— start RECORDS —

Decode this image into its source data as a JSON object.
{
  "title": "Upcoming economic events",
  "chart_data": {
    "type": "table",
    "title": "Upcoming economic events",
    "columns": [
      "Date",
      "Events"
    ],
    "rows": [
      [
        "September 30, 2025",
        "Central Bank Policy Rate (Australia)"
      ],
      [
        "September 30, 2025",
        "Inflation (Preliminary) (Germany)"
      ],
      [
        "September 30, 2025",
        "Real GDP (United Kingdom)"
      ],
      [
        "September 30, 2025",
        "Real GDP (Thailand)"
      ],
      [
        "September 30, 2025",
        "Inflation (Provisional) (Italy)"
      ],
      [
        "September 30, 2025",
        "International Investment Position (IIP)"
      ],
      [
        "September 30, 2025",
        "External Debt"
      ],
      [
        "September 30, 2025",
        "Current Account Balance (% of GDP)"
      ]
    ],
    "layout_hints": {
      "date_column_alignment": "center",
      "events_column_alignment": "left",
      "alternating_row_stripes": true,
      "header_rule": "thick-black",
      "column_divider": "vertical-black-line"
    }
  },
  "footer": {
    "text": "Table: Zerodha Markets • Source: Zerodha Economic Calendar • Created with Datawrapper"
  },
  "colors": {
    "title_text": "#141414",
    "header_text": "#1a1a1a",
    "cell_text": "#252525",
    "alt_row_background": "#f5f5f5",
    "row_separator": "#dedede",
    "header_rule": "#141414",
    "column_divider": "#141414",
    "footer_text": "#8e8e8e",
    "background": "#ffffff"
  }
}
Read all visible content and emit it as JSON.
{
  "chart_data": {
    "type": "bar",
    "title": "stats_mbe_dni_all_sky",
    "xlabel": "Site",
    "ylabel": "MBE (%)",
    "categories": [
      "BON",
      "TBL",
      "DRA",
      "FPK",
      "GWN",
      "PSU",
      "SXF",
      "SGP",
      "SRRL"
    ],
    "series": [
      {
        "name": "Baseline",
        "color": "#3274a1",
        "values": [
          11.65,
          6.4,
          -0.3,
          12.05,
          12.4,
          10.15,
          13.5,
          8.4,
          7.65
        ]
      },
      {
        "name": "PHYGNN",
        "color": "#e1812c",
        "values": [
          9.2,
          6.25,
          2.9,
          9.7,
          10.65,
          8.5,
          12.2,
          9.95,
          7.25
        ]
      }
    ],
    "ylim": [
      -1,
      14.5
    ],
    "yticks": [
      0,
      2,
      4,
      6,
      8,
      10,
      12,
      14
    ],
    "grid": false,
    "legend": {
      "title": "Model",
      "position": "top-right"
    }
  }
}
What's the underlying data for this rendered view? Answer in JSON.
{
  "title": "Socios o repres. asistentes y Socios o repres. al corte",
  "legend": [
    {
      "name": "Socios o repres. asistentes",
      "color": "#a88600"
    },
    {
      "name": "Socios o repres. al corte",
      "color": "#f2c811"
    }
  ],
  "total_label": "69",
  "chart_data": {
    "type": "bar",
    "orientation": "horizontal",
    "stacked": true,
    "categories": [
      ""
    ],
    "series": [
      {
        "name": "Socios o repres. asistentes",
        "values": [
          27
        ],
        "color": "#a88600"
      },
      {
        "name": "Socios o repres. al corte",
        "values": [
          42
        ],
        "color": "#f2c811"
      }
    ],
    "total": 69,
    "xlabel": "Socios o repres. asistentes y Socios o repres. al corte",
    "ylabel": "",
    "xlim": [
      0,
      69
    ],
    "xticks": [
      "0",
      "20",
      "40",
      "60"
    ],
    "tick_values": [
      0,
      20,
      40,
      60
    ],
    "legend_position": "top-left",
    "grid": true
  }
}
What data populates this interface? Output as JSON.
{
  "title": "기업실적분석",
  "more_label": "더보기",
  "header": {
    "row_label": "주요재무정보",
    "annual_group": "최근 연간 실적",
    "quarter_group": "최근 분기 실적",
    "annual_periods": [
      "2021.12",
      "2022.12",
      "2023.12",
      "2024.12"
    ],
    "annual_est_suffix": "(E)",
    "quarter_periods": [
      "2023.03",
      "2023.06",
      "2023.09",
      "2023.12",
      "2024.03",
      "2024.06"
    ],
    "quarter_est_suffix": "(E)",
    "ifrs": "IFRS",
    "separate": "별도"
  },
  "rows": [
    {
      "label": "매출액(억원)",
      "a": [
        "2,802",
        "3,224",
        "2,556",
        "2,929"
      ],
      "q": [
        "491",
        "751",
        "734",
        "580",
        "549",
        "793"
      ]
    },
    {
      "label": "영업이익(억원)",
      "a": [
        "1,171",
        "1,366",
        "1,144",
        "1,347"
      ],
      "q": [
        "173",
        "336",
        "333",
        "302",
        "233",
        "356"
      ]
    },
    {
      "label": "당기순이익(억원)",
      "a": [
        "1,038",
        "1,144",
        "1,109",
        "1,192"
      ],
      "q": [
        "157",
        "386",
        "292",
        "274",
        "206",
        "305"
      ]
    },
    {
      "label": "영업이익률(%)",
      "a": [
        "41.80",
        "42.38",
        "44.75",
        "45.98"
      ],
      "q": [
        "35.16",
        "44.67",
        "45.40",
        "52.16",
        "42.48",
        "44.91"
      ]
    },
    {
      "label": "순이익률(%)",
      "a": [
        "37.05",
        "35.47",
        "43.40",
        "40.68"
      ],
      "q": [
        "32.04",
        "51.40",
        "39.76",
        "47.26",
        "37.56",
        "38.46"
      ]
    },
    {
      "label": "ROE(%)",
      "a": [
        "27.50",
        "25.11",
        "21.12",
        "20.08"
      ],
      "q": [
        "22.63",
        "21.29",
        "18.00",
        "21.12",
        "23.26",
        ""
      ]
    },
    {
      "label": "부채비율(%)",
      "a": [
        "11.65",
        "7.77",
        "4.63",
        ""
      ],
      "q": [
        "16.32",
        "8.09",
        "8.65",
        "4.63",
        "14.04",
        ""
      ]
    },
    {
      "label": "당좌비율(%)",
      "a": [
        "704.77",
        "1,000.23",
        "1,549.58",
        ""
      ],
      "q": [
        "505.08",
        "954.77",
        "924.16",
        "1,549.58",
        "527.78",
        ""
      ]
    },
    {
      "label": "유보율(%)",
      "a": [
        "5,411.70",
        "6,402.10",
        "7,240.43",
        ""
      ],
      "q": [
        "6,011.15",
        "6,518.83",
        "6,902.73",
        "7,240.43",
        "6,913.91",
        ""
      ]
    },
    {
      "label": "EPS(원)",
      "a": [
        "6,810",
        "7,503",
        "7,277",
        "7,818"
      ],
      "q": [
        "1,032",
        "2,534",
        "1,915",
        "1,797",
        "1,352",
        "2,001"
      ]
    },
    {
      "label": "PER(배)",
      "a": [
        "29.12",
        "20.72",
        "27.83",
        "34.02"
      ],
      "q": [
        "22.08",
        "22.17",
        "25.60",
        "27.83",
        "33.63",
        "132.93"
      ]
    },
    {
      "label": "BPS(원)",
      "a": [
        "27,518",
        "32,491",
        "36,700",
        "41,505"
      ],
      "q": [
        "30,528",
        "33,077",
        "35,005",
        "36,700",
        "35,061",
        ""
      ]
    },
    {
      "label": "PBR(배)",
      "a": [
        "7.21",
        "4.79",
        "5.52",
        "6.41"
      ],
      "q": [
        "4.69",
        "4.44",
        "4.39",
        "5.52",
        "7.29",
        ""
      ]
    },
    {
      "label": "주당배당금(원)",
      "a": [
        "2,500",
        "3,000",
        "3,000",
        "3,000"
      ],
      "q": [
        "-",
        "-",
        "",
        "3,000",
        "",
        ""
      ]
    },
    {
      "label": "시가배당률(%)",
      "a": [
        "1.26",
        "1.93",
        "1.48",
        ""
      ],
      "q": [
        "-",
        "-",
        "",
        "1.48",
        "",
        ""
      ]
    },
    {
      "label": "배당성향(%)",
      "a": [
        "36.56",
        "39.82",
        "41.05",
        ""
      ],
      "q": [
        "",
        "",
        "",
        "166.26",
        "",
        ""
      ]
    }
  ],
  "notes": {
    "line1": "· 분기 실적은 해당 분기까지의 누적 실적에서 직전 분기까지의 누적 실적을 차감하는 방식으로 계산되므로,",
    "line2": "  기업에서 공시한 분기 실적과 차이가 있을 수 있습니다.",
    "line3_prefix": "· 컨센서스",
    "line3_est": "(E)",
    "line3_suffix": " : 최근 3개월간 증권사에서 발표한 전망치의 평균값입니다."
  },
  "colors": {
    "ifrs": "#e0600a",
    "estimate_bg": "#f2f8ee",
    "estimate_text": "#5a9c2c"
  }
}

— end RECORDS —

Say, as a bare number, how many lines in the entries above include the string "What".

2